_Aim_: Where the word "rrcomtech" occurs in a line, return that line.

>> begin Data for processing

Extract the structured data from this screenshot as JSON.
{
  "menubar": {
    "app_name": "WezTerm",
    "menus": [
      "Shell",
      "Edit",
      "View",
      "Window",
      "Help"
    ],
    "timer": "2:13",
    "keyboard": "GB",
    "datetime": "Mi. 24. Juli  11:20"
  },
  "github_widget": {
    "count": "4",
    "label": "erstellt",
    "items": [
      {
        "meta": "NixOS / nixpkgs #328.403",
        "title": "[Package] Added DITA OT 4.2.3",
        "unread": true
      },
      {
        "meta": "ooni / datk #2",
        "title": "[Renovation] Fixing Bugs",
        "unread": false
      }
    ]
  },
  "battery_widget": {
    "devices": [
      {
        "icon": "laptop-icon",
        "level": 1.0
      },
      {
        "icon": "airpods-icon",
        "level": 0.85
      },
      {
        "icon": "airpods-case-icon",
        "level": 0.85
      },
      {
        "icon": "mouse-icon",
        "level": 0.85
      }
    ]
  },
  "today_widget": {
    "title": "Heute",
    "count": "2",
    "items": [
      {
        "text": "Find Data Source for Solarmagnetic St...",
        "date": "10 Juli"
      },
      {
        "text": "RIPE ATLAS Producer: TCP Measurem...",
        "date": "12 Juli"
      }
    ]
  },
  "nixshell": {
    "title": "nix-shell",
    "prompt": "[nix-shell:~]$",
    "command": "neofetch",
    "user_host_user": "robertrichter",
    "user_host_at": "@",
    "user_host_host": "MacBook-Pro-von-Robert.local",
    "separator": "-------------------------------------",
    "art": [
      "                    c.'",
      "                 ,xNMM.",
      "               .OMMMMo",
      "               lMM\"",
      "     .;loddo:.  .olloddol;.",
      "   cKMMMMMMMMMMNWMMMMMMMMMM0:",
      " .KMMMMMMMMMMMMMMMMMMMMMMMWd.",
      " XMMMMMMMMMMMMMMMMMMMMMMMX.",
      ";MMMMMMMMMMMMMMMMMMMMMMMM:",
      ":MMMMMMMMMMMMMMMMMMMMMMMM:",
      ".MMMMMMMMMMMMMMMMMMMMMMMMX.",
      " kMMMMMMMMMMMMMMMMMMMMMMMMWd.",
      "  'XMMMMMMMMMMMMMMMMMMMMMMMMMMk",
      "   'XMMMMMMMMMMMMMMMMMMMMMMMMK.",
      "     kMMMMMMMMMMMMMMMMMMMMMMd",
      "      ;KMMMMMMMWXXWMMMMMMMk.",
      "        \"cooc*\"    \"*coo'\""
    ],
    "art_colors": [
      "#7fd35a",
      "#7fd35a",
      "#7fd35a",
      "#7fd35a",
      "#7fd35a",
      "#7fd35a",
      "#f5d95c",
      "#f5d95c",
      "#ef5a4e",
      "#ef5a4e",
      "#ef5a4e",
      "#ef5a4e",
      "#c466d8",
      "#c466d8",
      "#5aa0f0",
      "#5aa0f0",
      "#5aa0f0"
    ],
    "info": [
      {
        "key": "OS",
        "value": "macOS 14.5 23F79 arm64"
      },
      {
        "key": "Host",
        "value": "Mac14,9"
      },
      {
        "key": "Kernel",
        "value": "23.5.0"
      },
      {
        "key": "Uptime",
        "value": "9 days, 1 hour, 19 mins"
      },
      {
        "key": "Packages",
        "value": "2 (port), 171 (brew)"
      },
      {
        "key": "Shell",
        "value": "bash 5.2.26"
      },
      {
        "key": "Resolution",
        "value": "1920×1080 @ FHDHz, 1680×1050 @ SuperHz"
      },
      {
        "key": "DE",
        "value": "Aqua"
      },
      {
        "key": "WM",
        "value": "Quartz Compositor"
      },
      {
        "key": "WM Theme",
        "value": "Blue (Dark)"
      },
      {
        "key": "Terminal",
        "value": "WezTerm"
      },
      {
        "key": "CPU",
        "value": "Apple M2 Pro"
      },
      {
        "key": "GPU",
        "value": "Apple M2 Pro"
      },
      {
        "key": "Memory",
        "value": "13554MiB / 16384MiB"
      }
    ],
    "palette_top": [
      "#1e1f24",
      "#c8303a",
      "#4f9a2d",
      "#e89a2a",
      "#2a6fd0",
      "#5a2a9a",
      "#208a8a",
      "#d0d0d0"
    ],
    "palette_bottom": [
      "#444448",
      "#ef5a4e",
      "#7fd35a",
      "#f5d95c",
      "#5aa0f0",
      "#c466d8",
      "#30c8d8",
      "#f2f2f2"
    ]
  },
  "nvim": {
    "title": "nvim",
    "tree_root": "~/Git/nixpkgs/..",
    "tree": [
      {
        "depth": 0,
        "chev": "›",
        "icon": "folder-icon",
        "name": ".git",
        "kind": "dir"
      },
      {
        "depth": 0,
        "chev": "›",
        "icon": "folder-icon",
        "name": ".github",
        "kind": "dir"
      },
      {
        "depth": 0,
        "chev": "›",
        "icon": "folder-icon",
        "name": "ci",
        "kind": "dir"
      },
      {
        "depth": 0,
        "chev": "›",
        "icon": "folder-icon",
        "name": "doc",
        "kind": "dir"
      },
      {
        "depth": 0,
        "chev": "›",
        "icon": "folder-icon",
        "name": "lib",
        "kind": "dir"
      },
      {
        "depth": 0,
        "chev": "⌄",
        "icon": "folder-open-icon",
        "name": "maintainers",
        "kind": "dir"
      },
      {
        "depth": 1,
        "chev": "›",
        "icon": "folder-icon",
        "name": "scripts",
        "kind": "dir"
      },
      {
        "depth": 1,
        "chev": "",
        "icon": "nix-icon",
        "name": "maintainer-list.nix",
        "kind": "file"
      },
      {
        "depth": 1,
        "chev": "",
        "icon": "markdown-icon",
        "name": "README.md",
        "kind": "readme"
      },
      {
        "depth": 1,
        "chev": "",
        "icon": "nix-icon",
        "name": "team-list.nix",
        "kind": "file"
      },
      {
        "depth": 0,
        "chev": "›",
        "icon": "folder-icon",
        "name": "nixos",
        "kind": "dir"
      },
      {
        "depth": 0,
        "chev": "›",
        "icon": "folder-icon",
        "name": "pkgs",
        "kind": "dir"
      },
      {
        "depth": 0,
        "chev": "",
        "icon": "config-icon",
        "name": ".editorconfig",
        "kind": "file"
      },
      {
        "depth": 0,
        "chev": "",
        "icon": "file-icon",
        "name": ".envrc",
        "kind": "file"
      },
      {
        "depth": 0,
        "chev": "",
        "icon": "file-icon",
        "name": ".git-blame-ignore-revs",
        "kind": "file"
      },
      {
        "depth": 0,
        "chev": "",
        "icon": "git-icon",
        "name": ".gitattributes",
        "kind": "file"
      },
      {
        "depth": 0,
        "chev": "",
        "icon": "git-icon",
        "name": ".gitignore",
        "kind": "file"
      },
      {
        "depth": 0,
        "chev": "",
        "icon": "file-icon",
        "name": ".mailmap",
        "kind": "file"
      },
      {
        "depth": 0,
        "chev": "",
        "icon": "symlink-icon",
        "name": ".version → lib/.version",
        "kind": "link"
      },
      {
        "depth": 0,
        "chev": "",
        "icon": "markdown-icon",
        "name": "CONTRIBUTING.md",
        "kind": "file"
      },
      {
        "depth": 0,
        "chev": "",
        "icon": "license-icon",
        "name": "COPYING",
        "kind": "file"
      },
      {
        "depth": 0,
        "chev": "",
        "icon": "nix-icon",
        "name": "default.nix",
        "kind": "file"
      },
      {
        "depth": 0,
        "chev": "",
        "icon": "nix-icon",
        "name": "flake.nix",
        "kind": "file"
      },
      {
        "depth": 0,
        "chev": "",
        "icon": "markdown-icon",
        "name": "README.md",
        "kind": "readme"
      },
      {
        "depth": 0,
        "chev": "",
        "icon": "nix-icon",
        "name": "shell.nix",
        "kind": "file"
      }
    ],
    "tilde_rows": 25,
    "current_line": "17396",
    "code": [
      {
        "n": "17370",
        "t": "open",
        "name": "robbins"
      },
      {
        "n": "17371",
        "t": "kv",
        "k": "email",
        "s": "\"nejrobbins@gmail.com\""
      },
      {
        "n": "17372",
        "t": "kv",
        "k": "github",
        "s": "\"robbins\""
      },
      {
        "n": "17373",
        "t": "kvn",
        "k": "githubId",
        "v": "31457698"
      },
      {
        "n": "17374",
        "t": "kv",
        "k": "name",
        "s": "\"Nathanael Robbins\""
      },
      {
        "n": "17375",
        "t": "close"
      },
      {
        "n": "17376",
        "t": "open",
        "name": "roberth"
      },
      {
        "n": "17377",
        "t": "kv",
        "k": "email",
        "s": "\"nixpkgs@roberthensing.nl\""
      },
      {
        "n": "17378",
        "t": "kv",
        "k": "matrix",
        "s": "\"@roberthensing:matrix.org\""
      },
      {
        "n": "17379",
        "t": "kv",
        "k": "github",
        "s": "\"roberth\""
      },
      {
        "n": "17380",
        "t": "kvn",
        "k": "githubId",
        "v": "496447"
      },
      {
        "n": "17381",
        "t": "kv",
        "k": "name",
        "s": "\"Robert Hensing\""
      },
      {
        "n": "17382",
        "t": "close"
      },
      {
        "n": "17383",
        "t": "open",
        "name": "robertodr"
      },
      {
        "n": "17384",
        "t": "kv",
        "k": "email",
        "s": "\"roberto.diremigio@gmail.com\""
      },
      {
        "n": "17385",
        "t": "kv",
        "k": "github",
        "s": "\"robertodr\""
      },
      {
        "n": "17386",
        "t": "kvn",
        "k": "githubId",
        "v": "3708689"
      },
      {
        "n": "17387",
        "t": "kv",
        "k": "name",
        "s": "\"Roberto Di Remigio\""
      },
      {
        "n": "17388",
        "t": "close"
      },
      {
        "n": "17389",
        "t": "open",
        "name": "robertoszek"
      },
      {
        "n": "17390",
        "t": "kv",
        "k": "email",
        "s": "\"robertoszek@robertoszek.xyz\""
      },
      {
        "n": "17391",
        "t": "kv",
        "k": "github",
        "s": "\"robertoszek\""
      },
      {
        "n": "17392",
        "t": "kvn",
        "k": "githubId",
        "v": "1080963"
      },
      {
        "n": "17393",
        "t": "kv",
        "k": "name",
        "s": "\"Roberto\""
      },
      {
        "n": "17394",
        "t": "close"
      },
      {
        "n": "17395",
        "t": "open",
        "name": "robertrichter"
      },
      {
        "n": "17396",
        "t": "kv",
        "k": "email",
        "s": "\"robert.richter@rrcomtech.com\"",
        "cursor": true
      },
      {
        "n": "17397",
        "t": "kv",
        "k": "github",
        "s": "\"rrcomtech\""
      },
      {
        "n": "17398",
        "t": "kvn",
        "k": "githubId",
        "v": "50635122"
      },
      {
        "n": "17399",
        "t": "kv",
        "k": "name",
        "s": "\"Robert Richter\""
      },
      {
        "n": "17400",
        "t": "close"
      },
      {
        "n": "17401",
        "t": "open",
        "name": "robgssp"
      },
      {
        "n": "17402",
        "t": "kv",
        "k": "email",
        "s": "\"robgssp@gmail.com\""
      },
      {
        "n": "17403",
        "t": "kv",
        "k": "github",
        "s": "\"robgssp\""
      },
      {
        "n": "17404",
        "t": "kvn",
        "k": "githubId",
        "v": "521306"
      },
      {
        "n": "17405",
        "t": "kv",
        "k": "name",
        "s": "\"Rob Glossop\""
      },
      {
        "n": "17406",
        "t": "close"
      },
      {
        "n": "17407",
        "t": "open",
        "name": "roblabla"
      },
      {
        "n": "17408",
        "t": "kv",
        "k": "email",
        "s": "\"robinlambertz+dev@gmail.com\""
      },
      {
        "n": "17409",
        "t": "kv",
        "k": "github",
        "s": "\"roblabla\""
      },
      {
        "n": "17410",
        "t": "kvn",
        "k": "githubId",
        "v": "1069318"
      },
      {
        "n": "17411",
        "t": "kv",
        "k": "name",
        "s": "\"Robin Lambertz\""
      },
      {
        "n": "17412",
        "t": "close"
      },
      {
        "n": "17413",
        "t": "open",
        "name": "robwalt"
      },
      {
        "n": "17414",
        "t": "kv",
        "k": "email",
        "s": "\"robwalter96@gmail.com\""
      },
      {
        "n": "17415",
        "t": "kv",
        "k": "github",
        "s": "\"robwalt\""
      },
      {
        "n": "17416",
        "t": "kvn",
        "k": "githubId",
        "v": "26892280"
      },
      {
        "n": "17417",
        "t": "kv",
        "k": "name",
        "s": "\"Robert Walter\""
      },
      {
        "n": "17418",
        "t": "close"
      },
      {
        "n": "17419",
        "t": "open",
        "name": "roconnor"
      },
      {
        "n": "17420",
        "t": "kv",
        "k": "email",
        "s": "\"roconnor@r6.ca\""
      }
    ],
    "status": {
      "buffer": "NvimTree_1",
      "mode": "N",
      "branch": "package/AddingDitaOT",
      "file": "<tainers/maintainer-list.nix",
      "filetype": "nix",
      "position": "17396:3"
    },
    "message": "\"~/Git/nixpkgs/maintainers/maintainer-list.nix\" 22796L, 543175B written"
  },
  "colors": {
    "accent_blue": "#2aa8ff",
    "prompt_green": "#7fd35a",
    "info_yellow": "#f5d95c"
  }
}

>> end Data for processing

_Exercise result_:
        "s": "\"robert.richter@rrcomtech.com\"",
        "s": "\"rrcomtech\""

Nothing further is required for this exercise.